Exercise objective: Copy out every line of the data exactly.

Data for this exercise:

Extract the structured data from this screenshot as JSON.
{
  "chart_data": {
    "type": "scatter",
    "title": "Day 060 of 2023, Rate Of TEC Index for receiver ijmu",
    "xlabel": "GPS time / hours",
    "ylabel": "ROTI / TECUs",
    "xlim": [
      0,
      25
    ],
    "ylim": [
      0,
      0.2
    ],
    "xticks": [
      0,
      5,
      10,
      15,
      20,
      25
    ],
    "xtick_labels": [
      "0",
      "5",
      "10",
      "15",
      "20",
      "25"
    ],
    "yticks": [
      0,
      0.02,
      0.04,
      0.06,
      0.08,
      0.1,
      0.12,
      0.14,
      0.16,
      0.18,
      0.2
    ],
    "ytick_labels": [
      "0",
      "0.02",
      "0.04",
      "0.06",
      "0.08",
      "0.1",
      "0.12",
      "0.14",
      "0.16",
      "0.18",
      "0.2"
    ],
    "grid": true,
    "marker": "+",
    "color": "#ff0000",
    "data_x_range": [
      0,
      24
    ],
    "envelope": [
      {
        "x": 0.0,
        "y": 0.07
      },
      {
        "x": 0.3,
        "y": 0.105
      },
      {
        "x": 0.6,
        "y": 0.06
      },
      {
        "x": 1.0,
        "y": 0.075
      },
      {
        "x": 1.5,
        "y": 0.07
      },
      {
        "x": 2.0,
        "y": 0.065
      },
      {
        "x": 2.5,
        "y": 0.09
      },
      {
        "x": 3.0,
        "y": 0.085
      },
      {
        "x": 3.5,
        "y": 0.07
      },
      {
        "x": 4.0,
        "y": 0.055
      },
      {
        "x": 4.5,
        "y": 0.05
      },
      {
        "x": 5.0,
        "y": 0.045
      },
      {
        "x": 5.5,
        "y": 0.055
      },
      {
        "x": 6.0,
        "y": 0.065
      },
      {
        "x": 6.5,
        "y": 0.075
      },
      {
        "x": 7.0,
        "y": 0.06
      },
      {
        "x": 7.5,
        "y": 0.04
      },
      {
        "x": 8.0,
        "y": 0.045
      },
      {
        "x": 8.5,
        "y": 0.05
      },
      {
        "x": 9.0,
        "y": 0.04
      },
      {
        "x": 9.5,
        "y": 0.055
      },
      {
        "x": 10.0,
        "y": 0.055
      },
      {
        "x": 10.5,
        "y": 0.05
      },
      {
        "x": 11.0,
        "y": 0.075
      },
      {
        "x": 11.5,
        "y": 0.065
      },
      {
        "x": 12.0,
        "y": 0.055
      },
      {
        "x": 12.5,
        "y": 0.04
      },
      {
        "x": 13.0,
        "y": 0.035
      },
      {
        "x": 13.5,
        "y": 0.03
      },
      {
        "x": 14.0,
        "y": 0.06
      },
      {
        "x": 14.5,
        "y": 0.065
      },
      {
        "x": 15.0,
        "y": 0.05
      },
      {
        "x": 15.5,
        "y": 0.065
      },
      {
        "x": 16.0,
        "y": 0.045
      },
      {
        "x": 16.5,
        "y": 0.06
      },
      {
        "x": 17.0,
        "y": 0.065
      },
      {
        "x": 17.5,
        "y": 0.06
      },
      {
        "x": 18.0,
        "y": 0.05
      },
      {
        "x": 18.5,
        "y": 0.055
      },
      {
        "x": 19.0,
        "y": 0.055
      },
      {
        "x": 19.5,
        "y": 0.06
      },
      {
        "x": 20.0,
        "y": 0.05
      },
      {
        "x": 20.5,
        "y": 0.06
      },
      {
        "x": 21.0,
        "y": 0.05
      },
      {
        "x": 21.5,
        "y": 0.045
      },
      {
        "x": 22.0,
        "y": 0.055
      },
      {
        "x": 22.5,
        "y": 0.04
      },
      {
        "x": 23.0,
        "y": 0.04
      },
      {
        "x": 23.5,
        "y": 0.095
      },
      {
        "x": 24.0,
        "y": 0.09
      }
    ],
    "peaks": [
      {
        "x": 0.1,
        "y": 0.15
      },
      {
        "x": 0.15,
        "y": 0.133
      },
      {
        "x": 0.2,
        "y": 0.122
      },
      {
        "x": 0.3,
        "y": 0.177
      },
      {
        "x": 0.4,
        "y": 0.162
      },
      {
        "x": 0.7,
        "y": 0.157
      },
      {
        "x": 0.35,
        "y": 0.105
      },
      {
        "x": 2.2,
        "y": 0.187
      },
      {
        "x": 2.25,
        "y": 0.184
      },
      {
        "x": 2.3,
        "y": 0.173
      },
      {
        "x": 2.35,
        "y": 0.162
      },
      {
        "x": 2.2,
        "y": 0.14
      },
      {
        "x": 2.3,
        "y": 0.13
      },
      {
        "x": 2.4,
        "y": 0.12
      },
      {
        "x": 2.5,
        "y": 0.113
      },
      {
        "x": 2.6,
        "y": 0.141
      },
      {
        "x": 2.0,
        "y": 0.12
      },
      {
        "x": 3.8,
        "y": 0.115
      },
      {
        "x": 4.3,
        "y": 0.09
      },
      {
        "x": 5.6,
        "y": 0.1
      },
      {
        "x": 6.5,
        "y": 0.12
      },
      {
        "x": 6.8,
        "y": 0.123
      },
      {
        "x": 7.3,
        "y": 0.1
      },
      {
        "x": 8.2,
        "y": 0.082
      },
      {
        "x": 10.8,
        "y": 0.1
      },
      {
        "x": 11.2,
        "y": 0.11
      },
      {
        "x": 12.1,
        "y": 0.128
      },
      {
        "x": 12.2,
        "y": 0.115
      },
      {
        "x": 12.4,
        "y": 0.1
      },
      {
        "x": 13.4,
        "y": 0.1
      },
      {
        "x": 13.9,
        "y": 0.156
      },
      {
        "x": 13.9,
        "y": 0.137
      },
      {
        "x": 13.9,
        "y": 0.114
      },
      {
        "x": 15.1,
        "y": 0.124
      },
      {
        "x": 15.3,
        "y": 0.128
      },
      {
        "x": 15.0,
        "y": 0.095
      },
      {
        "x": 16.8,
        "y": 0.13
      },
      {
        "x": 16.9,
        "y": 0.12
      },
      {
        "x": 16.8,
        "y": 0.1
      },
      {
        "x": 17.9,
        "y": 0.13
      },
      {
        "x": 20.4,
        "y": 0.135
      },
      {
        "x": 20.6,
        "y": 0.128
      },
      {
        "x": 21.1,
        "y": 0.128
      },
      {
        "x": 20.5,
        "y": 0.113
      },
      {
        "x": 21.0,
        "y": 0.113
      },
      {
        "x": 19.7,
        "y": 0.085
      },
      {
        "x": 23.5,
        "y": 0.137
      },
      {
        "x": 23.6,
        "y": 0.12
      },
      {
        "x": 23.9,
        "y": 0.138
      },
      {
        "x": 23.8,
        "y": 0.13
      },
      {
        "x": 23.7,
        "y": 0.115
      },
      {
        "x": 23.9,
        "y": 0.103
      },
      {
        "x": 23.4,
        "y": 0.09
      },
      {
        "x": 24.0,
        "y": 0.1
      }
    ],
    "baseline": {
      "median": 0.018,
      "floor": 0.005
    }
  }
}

Solution below:
Extract the structured data from this screenshot as JSON.
{
  "chart_data": {
    "type": "scatter",
    "title": "Day 060 of 2023, Rate Of TEC Index for receiver ijmu",
    "xlabel": "GPS time / hours",
    "ylabel": "ROTI / TECUs",
    "xlim": [
      0,
      25
    ],
    "ylim": [
      0,
      0.2
    ],
    "xticks": [
      0,
      5,
      10,
      15,
      20,
      25
    ],
    "xtick_labels": [
      "0",
      "5",
      "10",
      "15",
      "20",
      "25"
    ],
    "yticks": [
      0,
      0.02,
      0.04,
      0.06,
      0.08,
      0.1,
      0.12,
      0.14,
      0.16,
      0.18,
      0.2
    ],
    "ytick_labels": [
      "0",
      "0.02",
      "0.04",
      "0.06",
      "0.08",
      "0.1",
      "0.12",
      "0.14",
      "0.16",
      "0.18",
      "0.2"
    ],
    "grid": true,
    "marker": "+",
    "color": "#ff0000",
    "data_x_range": [
      0,
      24
    ],
    "envelope": [
      {
        "x": 0.0,
        "y": 0.07
      },
      {
        "x": 0.3,
        "y": 0.105
      },
      {
        "x": 0.6,
        "y": 0.06
      },
      {
        "x": 1.0,
        "y": 0.075
      },
      {
        "x": 1.5,
        "y": 0.07
      },
      {
        "x": 2.0,
        "y": 0.065
      },
      {
        "x": 2.5,
        "y": 0.09
      },
      {
        "x": 3.0,
        "y": 0.085
      },
      {
        "x": 3.5,
        "y": 0.07
      },
      {
        "x": 4.0,
        "y": 0.055
      },
      {
        "x": 4.5,
        "y": 0.05
      },
      {
        "x": 5.0,
        "y": 0.045
      },
      {
        "x": 5.5,
        "y": 0.055
      },
      {
        "x": 6.0,
        "y": 0.065
      },
      {
        "x": 6.5,
        "y": 0.075
      },
      {
        "x": 7.0,
        "y": 0.06
      },
      {
        "x": 7.5,
        "y": 0.04
      },
      {
        "x": 8.0,
        "y": 0.045
      },
      {
        "x": 8.5,
        "y": 0.05
      },
      {
        "x": 9.0,
        "y": 0.04
      },
      {
        "x": 9.5,
        "y": 0.055
      },
      {
        "x": 10.0,
        "y": 0.055
      },
      {
        "x": 10.5,
        "y": 0.05
      },
      {
        "x": 11.0,
        "y": 0.075
      },
      {
        "x": 11.5,
        "y": 0.065
      },
      {
        "x": 12.0,
        "y": 0.055
      },
      {
        "x": 12.5,
        "y": 0.04
      },
      {
        "x": 13.0,
        "y": 0.035
      },
      {
        "x": 13.5,
        "y": 0.03
      },
      {
        "x": 14.0,
        "y": 0.06
      },
      {
        "x": 14.5,
        "y": 0.065
      },
      {
        "x": 15.0,
        "y": 0.05
      },
      {
        "x": 15.5,
        "y": 0.065
      },
      {
        "x": 16.0,
        "y": 0.045
      },
      {
        "x": 16.5,
        "y": 0.06
      },
      {
        "x": 17.0,
        "y": 0.065
      },
      {
        "x": 17.5,
        "y": 0.06
      },
      {
        "x": 18.0,
        "y": 0.05
      },
      {
        "x": 18.5,
        "y": 0.055
      },
      {
        "x": 19.0,
        "y": 0.055
      },
      {
        "x": 19.5,
        "y": 0.06
      },
      {
        "x": 20.0,
        "y": 0.05
      },
      {
        "x": 20.5,
        "y": 0.06
      },
      {
        "x": 21.0,
        "y": 0.05
      },
      {
        "x": 21.5,
        "y": 0.045
      },
      {
        "x": 22.0,
        "y": 0.055
      },
      {
        "x": 22.5,
        "y": 0.04
      },
      {
        "x": 23.0,
        "y": 0.04
      },
      {
        "x": 23.5,
        "y": 0.095
      },
      {
        "x": 24.0,
        "y": 0.09
      }
    ],
    "peaks": [
      {
        "x": 0.1,
        "y": 0.15
      },
      {
        "x": 0.15,
        "y": 0.133
      },
      {
        "x": 0.2,
        "y": 0.122
      },
      {
        "x": 0.3,
        "y": 0.177
      },
      {
        "x": 0.4,
        "y": 0.162
      },
      {
        "x": 0.7,
        "y": 0.157
      },
      {
        "x": 0.35,
        "y": 0.105
      },
      {
        "x": 2.2,
        "y": 0.187
      },
      {
        "x": 2.25,
        "y": 0.184
      },
      {
        "x": 2.3,
        "y": 0.173
      },
      {
        "x": 2.35,
        "y": 0.162
      },
      {
        "x": 2.2,
        "y": 0.14
      },
      {
        "x": 2.3,
        "y": 0.13
      },
      {
        "x": 2.4,
        "y": 0.12
      },
      {
        "x": 2.5,
        "y": 0.113
      },
      {
        "x": 2.6,
        "y": 0.141
      },
      {
        "x": 2.0,
        "y": 0.12
      },
      {
        "x": 3.8,
        "y": 0.115
      },
      {
        "x": 4.3,
        "y": 0.09
      },
      {
        "x": 5.6,
        "y": 0.1
      },
      {
        "x": 6.5,
        "y": 0.12
      },
      {
        "x": 6.8,
        "y": 0.123
      },
      {
        "x": 7.3,
        "y": 0.1
      },
      {
        "x": 8.2,
        "y": 0.082
      },
      {
        "x": 10.8,
        "y": 0.1
      },
      {
        "x": 11.2,
        "y": 0.11
      },
      {
        "x": 12.1,
        "y": 0.128
      },
      {
        "x": 12.2,
        "y": 0.115
      },
      {
        "x": 12.4,
        "y": 0.1
      },
      {
        "x": 13.4,
        "y": 0.1
      },
      {
        "x": 13.9,
        "y": 0.156
      },
      {
        "x": 13.9,
        "y": 0.137
      },
      {
        "x": 13.9,
        "y": 0.114
      },
      {
        "x": 15.1,
        "y": 0.124
      },
      {
        "x": 15.3,
        "y": 0.128
      },
      {
        "x": 15.0,
        "y": 0.095
      },
      {
        "x": 16.8,
        "y": 0.13
      },
      {
        "x": 16.9,
        "y": 0.12
      },
      {
        "x": 16.8,
        "y": 0.1
      },
      {
        "x": 17.9,
        "y": 0.13
      },
      {
        "x": 20.4,
        "y": 0.135
      },
      {
        "x": 20.6,
        "y": 0.128
      },
      {
        "x": 21.1,
        "y": 0.128
      },
      {
        "x": 20.5,
        "y": 0.113
      },
      {
        "x": 21.0,
        "y": 0.113
      },
      {
        "x": 19.7,
        "y": 0.085
      },
      {
        "x": 23.5,
        "y": 0.137
      },
      {
        "x": 23.6,
        "y": 0.12
      },
      {
        "x": 23.9,
        "y": 0.138
      },
      {
        "x": 23.8,
        "y": 0.13
      },
      {
        "x": 23.7,
        "y": 0.115
      },
      {
        "x": 23.9,
        "y": 0.103
      },
      {
        "x": 23.4,
        "y": 0.09
      },
      {
        "x": 24.0,
        "y": 0.1
      }
    ],
    "baseline": {
      "median": 0.018,
      "floor": 0.005
    }
  }
}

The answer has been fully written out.